> **Supplied information**
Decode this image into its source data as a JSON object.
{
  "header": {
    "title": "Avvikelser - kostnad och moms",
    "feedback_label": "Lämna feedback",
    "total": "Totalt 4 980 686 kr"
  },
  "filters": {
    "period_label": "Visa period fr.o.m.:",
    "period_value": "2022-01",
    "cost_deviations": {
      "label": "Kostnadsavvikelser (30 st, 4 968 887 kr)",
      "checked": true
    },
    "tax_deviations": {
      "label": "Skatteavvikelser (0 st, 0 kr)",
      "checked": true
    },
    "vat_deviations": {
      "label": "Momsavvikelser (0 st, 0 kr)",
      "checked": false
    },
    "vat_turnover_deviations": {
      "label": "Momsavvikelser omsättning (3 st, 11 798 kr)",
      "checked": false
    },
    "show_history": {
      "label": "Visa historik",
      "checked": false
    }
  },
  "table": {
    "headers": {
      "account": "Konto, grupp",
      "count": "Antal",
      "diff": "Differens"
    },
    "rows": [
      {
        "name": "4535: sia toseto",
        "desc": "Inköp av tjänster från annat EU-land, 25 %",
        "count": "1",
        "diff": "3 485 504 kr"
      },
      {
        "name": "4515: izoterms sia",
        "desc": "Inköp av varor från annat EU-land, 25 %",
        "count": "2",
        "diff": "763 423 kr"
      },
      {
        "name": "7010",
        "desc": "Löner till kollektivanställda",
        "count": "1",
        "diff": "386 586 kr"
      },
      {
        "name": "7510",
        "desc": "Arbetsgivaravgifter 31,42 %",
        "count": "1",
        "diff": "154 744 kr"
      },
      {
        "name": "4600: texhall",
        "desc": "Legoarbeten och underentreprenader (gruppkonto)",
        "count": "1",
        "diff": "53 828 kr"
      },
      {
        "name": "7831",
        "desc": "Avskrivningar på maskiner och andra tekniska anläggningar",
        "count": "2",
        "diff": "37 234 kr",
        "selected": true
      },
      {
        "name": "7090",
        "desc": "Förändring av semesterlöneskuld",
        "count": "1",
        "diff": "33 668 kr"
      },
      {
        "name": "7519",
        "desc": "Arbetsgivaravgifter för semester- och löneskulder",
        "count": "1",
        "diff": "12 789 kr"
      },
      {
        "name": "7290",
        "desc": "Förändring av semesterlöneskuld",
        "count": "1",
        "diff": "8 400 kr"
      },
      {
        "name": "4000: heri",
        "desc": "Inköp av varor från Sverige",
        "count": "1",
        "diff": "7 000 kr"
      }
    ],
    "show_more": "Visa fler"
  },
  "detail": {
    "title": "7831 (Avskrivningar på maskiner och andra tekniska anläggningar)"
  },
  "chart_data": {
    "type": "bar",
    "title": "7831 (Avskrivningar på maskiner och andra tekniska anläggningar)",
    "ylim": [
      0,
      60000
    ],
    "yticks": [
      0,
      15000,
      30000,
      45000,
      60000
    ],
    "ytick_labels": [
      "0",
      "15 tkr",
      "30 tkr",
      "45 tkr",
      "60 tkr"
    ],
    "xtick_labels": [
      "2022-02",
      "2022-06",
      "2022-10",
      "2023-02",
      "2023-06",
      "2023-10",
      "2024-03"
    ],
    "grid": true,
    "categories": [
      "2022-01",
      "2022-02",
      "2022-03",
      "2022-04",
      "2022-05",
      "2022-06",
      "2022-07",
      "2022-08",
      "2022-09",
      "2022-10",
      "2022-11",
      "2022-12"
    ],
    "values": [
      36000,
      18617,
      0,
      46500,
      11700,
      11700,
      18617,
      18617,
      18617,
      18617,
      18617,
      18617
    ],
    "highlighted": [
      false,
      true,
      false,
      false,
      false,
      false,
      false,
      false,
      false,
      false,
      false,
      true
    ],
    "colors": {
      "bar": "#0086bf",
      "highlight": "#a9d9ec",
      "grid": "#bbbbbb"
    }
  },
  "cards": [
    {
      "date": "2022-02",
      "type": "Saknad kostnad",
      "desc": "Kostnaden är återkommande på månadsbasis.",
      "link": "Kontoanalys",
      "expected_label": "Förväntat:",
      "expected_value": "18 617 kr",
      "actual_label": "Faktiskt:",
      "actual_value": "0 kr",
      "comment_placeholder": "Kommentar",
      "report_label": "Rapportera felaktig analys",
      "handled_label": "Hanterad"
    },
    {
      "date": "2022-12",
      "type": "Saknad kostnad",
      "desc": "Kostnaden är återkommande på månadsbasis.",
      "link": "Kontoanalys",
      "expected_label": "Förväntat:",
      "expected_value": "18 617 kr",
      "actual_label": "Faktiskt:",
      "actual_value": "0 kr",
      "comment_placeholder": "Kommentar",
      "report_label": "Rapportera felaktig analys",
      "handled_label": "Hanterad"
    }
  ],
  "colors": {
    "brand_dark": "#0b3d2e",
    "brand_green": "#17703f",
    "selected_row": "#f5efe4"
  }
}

> **Task requirements**
How many lines in the records above contain the word "Momsavvikelser"? Give only the number.

> **Full output**
2